Data rows start

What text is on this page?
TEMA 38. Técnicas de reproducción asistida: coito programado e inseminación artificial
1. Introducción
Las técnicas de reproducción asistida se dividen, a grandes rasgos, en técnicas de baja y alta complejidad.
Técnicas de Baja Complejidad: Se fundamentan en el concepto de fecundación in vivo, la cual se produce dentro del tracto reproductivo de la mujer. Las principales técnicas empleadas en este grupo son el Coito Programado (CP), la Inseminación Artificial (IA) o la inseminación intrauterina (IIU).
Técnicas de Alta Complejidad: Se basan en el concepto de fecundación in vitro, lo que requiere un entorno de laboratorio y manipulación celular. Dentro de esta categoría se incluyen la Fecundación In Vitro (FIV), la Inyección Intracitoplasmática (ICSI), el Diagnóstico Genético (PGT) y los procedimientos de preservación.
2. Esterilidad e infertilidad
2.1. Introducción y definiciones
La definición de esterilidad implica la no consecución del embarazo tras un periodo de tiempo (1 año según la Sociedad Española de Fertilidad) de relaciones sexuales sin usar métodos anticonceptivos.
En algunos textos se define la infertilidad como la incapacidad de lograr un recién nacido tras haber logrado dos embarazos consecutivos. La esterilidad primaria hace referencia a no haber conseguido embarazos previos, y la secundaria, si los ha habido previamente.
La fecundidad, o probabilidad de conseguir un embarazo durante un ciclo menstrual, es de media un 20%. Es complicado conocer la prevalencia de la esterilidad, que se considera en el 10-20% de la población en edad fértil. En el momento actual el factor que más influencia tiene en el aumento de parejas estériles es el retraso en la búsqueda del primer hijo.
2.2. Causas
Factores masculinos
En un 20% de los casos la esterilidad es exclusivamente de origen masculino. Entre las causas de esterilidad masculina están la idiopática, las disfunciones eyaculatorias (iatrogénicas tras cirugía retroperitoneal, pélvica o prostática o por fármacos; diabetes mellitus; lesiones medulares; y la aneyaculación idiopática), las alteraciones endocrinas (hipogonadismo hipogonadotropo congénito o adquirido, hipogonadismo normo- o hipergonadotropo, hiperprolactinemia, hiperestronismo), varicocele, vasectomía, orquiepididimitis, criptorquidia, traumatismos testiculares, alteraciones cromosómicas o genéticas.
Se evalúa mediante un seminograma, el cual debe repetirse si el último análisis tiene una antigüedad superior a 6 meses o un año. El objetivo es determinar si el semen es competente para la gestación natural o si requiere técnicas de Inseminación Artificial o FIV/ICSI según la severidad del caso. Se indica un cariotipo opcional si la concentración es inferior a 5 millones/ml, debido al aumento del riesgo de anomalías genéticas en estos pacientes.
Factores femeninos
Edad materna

Data rows end
Data rows start

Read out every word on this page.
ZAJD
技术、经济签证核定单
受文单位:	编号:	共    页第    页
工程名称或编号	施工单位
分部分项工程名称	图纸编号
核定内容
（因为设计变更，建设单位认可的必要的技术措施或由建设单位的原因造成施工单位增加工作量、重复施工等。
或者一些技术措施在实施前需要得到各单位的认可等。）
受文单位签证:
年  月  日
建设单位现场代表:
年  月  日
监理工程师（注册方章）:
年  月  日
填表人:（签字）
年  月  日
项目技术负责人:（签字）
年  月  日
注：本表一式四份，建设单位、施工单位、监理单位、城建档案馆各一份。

Data rows end
Data rows start

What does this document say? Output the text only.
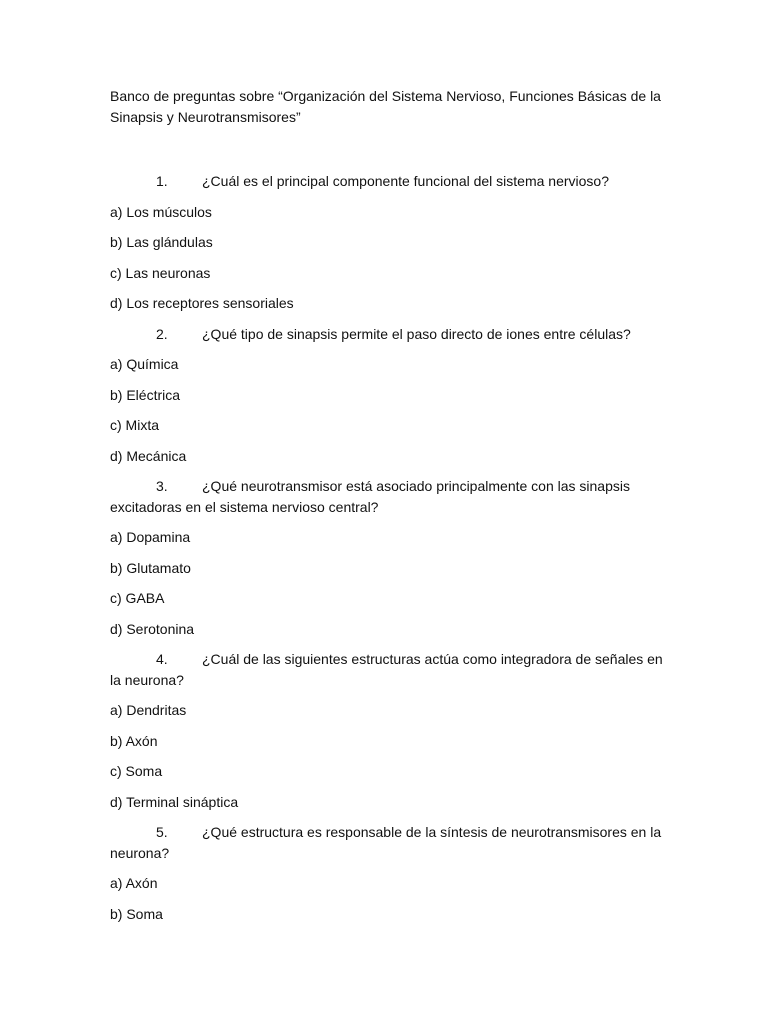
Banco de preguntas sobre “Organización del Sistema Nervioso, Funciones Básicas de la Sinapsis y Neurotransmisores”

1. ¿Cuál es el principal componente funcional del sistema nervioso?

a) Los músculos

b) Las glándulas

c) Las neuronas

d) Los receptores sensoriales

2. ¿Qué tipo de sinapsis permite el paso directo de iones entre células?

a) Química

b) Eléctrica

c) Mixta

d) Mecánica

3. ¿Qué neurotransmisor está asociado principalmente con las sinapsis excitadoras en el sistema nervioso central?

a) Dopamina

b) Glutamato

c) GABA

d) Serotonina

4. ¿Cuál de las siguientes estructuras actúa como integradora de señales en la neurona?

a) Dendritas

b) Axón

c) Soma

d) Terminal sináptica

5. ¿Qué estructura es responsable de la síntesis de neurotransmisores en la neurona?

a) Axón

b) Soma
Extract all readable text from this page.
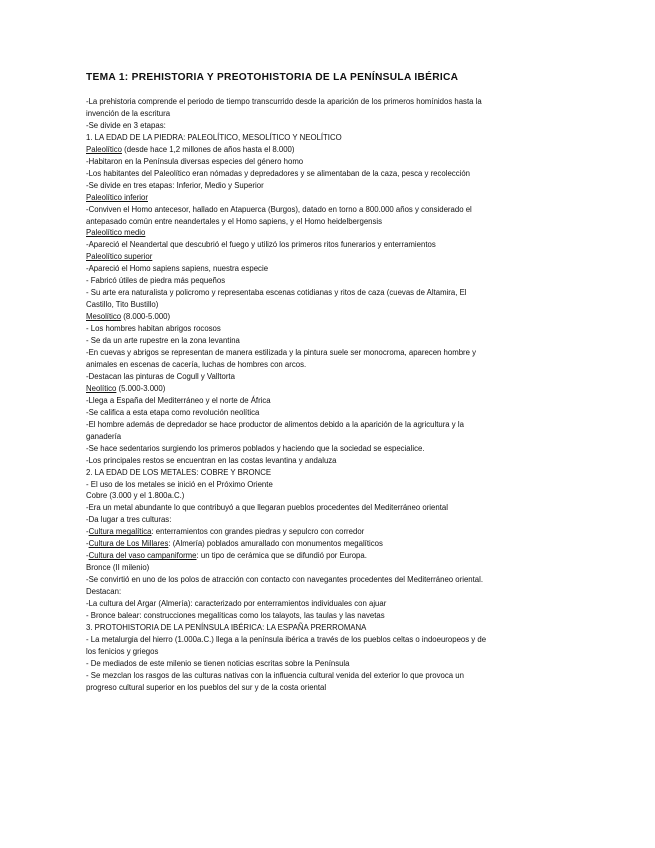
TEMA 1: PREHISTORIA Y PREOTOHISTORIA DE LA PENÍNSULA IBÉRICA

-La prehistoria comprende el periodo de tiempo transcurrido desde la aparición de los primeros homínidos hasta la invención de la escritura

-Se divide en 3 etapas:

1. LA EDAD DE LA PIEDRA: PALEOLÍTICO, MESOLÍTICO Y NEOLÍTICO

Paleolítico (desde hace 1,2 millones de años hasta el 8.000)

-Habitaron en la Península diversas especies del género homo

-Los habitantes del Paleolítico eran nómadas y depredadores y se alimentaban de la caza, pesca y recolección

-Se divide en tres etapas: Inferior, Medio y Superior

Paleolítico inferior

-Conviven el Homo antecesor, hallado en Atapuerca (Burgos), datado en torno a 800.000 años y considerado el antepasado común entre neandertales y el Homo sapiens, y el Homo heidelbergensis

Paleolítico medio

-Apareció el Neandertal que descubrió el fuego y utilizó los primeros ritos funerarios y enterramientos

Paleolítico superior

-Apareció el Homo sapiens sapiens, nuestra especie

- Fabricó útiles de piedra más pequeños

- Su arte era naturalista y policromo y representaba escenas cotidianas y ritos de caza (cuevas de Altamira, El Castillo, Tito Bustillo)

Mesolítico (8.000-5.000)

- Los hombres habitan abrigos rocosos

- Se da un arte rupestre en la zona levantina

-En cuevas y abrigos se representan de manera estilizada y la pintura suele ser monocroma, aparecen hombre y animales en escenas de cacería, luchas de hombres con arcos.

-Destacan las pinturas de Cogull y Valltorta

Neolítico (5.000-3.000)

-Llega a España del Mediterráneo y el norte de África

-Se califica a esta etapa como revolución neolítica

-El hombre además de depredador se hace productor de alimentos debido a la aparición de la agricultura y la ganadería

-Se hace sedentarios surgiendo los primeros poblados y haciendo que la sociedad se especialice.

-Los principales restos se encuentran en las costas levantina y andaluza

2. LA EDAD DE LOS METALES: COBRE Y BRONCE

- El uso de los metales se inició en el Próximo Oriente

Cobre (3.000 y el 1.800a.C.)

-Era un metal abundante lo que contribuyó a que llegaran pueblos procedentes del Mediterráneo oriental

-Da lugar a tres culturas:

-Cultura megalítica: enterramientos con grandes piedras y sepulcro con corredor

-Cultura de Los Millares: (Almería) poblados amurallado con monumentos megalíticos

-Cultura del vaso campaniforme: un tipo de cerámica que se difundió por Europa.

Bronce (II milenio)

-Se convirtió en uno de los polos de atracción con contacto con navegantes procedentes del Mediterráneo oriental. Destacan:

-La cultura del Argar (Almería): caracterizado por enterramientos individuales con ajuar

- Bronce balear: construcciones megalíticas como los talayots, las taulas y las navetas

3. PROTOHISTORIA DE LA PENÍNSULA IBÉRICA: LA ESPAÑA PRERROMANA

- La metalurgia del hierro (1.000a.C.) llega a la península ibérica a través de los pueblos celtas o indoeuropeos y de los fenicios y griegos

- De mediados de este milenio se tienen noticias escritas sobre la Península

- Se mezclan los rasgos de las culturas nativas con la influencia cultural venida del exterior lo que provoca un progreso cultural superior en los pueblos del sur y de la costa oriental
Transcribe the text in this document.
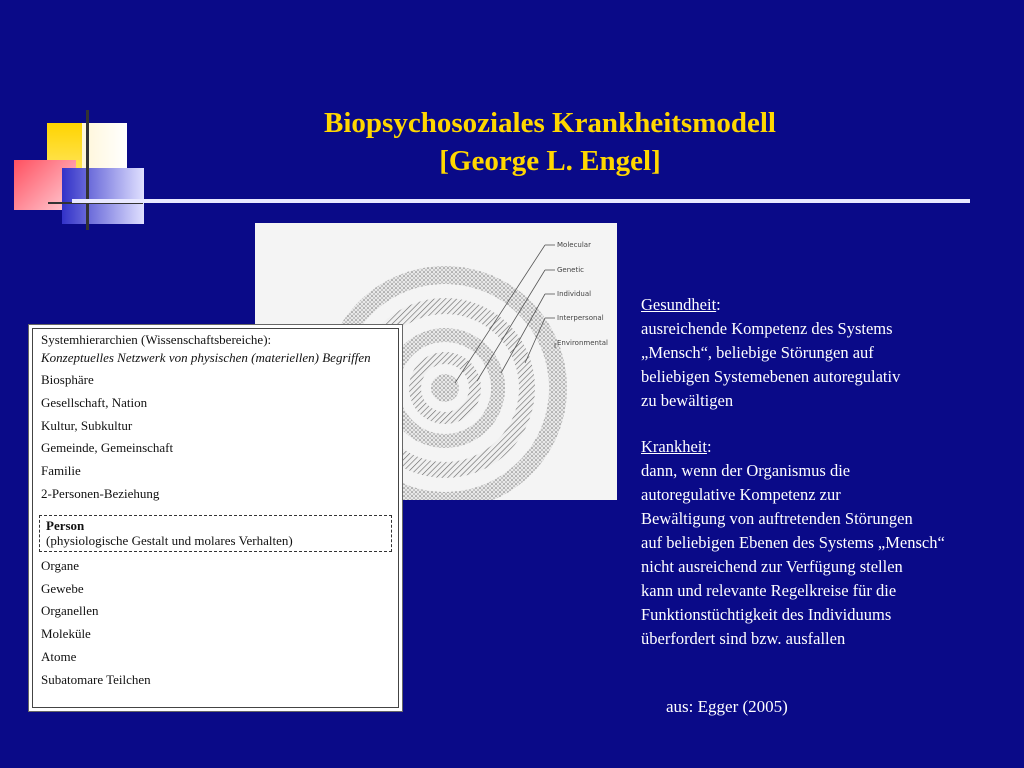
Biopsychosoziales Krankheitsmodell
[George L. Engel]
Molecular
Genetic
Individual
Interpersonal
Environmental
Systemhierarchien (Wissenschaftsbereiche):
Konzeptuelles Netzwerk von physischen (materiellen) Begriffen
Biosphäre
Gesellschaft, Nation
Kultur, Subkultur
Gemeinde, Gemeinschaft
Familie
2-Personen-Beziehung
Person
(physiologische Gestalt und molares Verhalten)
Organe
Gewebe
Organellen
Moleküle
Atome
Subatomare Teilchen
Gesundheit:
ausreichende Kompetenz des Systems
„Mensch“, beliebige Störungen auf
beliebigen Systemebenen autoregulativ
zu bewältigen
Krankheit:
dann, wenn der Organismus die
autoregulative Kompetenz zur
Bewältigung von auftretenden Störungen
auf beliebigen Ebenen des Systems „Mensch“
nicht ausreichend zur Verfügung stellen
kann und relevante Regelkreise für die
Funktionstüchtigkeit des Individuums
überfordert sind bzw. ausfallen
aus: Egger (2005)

Data rows end

§ **Exercise goal**:
Find the word "grandes" in the records and pull out each line that has it.

§ **The answer**:
Las técnicas de reproducción asistida se dividen, a grandes rasgos, en técnicas de baja y alta complejidad.
-Cultura megalítica: enterramientos con grandes piedras y sepulcro con corredor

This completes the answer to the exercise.